> [Stated exercise]
Pictures aside, quote the whole listing exactly.

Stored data
▬▬▬▬▬▬
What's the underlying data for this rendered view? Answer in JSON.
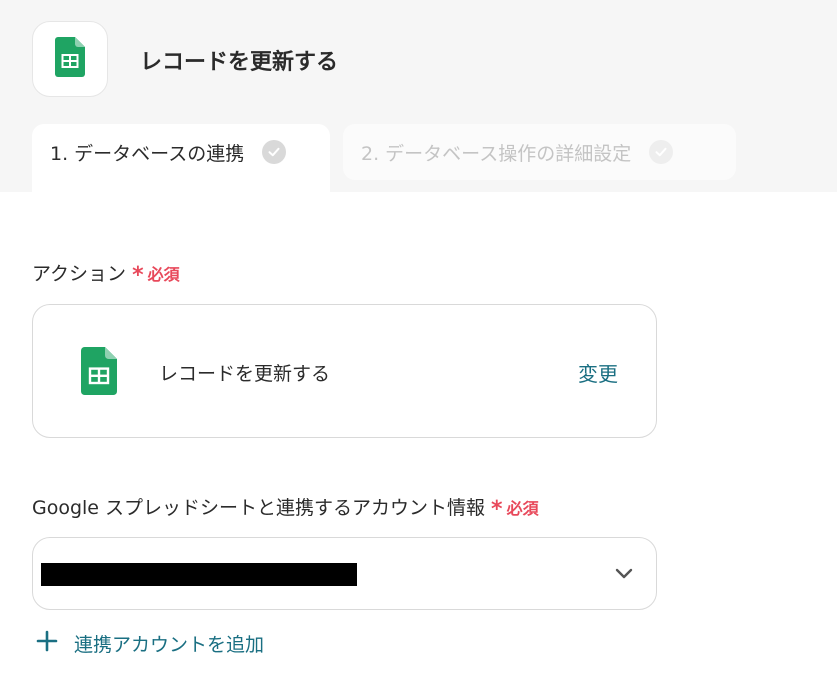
{
  "header": {
    "title": "レコードを更新する",
    "app_icon": "google-sheets-icon"
  },
  "tabs": [
    {
      "label": "1. データベースの連携",
      "active": true,
      "icon": "check-circle-icon"
    },
    {
      "label": "2. データベース操作の詳細設定",
      "active": false,
      "icon": "check-circle-icon"
    }
  ],
  "action_section": {
    "label": "アクション",
    "required_label": "必須",
    "card": {
      "icon": "google-sheets-icon",
      "name": "レコードを更新する",
      "change_label": "変更"
    }
  },
  "account_section": {
    "label": "Google スプレッドシートと連携するアカウント情報",
    "required_label": "必須",
    "select": {
      "icon": "chevron-down-icon"
    },
    "add_label": "連携アカウントを追加",
    "add_icon": "plus-icon"
  },
  "colors": {
    "accent": "#1a6f82",
    "required": "#e8495b",
    "sheets_green": "#1fa463"
  }
}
▬▬▬▬▬▬
> [Exercise result]
What's the underlying data for this rendered view? Answer in JSON.
{
  "header": {
    "title": "レコードを更新する",
    "app_icon": "google-sheets-icon"
  },
  "tabs": [
    {
      "label": "1. データベースの連携",
      "active": true,
      "icon": "check-circle-icon"
    },
    {
      "label": "2. データベース操作の詳細設定",
      "active": false,
      "icon": "check-circle-icon"
    }
  ],
  "action_section": {
    "label": "アクション",
    "required_label": "必須",
    "card": {
      "icon": "google-sheets-icon",
      "name": "レコードを更新する",
      "change_label": "変更"
    }
  },
  "account_section": {
    "label": "Google スプレッドシートと連携するアカウント情報",
    "required_label": "必須",
    "select": {
      "icon": "chevron-down-icon"
    },
    "add_label": "連携アカウントを追加",
    "add_icon": "plus-icon"
  },
  "colors": {
    "accent": "#1a6f82",
    "required": "#e8495b",
    "sheets_green": "#1fa463"
  }
}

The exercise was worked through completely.